* _What is needed_: Scan the data. Collect each line that contains the word "units".

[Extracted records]
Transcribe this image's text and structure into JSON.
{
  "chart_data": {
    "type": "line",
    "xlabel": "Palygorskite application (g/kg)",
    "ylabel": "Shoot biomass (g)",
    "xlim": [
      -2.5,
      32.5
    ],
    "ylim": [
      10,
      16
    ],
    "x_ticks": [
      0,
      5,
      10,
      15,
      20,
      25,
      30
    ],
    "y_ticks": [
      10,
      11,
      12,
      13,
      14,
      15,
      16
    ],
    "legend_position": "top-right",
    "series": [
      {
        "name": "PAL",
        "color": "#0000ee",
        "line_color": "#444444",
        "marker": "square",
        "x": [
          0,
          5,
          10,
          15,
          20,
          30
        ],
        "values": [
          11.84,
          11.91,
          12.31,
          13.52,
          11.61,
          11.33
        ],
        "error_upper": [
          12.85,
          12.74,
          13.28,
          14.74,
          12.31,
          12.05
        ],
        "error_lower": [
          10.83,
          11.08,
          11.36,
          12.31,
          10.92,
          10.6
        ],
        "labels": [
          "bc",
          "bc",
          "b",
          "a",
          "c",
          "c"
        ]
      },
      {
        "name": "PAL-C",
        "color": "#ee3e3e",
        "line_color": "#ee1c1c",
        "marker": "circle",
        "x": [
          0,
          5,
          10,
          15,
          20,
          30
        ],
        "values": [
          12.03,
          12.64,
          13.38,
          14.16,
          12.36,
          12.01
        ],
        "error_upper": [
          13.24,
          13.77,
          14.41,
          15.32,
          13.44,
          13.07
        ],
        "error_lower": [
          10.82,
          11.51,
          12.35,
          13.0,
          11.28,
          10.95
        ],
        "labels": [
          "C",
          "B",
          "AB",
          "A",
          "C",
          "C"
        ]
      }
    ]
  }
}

--

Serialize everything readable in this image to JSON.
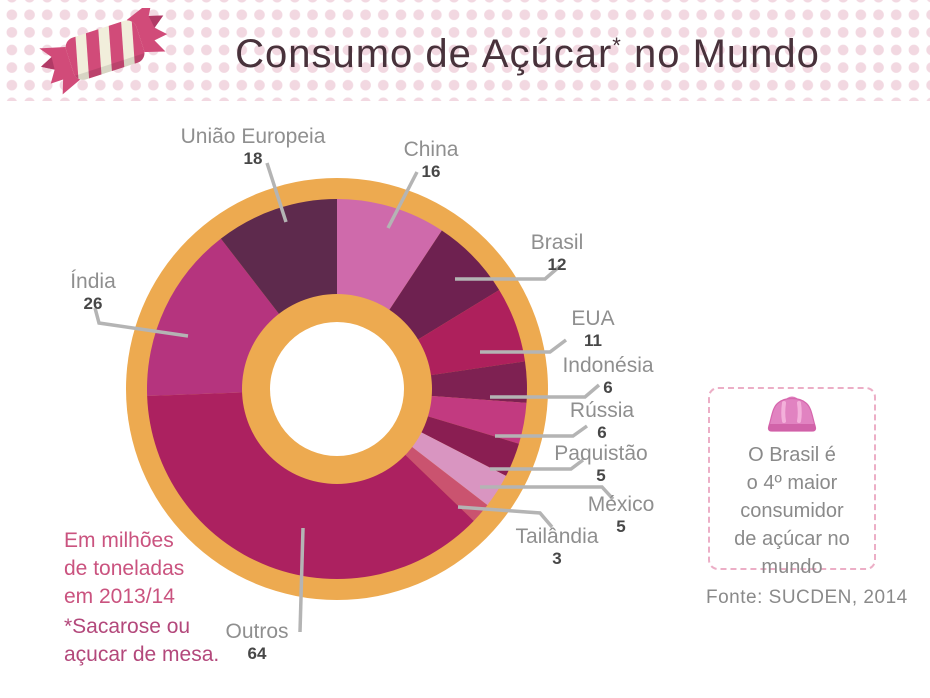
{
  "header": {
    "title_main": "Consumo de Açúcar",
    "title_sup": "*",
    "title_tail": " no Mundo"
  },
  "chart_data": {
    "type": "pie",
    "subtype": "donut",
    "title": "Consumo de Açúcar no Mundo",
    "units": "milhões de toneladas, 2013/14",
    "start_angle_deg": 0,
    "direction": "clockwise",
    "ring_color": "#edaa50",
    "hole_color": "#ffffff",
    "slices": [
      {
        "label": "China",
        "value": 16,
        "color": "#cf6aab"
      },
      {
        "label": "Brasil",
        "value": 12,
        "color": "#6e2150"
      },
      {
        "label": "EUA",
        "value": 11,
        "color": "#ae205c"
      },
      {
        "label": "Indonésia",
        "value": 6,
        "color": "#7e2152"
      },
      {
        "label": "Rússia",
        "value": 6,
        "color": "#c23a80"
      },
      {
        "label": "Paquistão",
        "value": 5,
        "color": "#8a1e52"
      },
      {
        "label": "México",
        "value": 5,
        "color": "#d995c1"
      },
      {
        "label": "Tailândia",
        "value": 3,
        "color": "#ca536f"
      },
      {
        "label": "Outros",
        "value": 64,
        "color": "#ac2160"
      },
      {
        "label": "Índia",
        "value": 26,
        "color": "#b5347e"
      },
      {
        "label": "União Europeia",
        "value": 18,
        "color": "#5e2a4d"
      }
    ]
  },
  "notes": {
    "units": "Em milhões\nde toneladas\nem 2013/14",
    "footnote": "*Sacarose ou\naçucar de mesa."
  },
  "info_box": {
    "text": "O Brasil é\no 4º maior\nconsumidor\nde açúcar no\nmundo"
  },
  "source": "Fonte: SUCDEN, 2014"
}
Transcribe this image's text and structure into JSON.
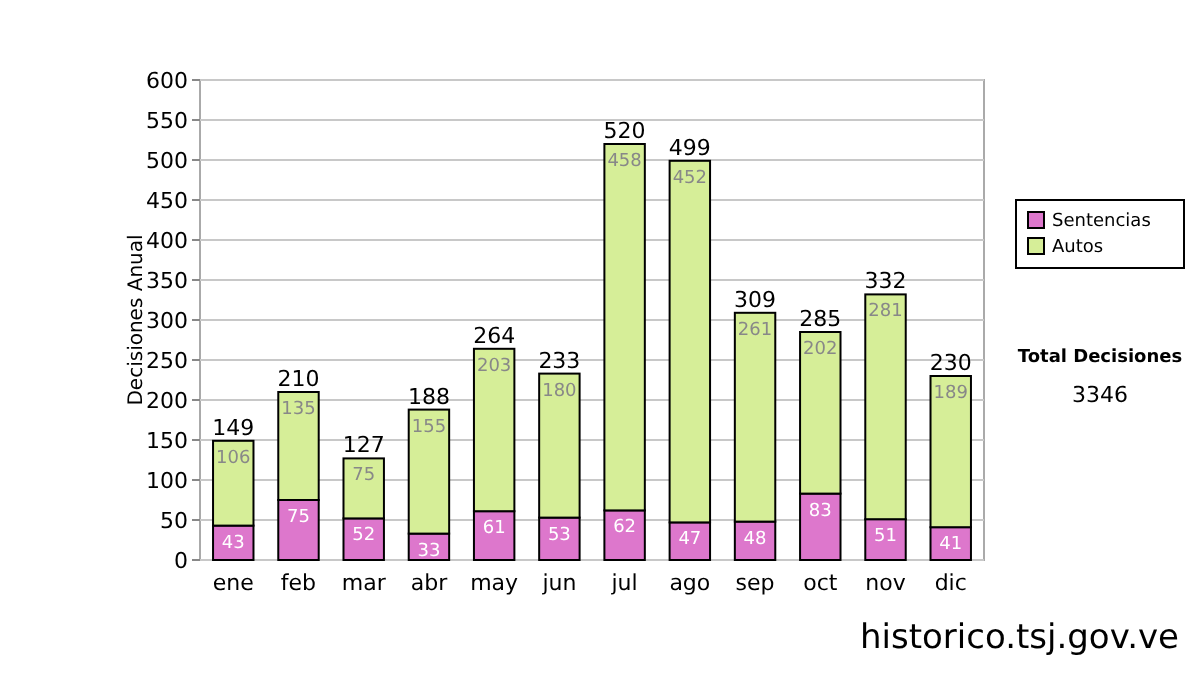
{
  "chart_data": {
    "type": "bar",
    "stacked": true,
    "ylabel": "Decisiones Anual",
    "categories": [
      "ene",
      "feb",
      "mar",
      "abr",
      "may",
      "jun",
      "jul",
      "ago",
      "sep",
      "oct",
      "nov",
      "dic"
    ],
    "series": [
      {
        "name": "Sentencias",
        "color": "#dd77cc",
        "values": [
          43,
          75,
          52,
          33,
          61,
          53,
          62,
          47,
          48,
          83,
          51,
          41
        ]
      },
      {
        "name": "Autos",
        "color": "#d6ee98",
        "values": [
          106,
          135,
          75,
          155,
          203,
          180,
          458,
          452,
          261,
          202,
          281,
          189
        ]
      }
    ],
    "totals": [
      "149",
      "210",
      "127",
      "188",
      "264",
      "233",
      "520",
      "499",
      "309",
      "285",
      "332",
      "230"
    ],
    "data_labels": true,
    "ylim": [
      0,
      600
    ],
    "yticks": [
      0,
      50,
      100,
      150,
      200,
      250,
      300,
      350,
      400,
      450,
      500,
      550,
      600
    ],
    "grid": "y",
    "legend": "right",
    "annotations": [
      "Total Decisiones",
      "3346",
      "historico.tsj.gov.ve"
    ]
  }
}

--

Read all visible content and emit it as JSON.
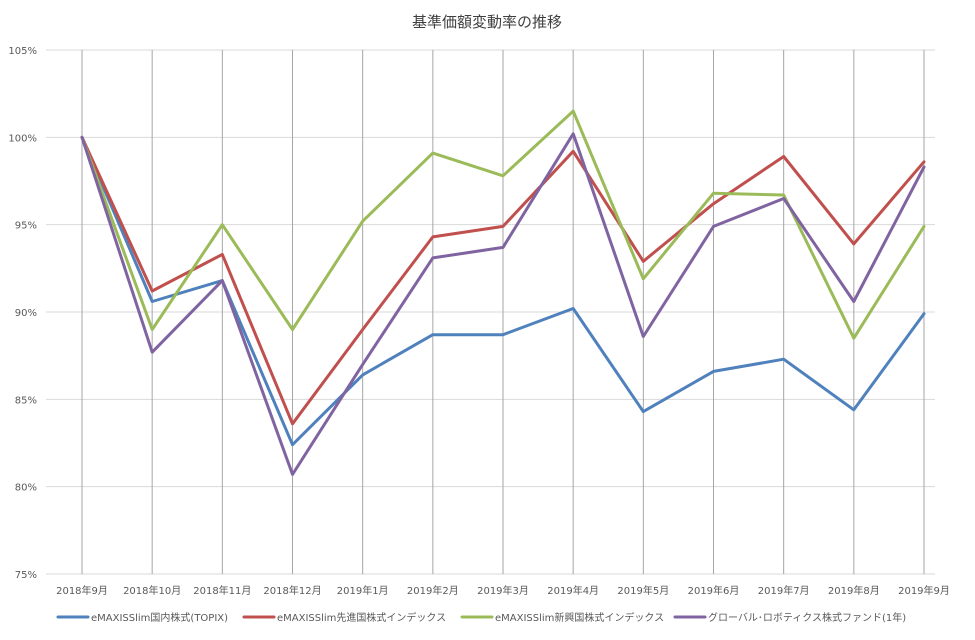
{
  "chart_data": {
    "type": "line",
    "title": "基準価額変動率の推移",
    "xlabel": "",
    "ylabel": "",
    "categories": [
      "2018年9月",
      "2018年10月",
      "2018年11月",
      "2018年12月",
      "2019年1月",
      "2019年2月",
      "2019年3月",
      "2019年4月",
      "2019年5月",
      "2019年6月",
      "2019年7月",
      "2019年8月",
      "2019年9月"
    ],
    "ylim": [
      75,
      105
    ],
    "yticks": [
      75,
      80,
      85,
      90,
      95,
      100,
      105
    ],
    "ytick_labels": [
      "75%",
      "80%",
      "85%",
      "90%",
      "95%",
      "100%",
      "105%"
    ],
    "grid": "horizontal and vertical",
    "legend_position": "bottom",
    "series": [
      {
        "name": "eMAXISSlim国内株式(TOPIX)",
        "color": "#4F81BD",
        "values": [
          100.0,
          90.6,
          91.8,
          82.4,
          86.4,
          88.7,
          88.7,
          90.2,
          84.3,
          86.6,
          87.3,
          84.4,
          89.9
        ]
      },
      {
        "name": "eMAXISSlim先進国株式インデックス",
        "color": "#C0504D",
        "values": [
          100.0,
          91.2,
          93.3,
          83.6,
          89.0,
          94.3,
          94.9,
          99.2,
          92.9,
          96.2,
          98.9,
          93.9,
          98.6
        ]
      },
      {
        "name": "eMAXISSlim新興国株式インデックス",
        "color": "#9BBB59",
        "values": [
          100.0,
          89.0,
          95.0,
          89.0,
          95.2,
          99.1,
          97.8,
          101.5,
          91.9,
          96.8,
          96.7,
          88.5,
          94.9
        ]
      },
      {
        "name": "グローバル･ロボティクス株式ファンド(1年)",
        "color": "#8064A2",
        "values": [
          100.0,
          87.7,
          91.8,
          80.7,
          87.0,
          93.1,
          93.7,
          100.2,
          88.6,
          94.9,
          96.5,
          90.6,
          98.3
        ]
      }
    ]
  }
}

* _Exercise answer_:
    "units": "milhões de toneladas, 2013/14",
    "units": "Em milhões\nde toneladas\nem 2013/14",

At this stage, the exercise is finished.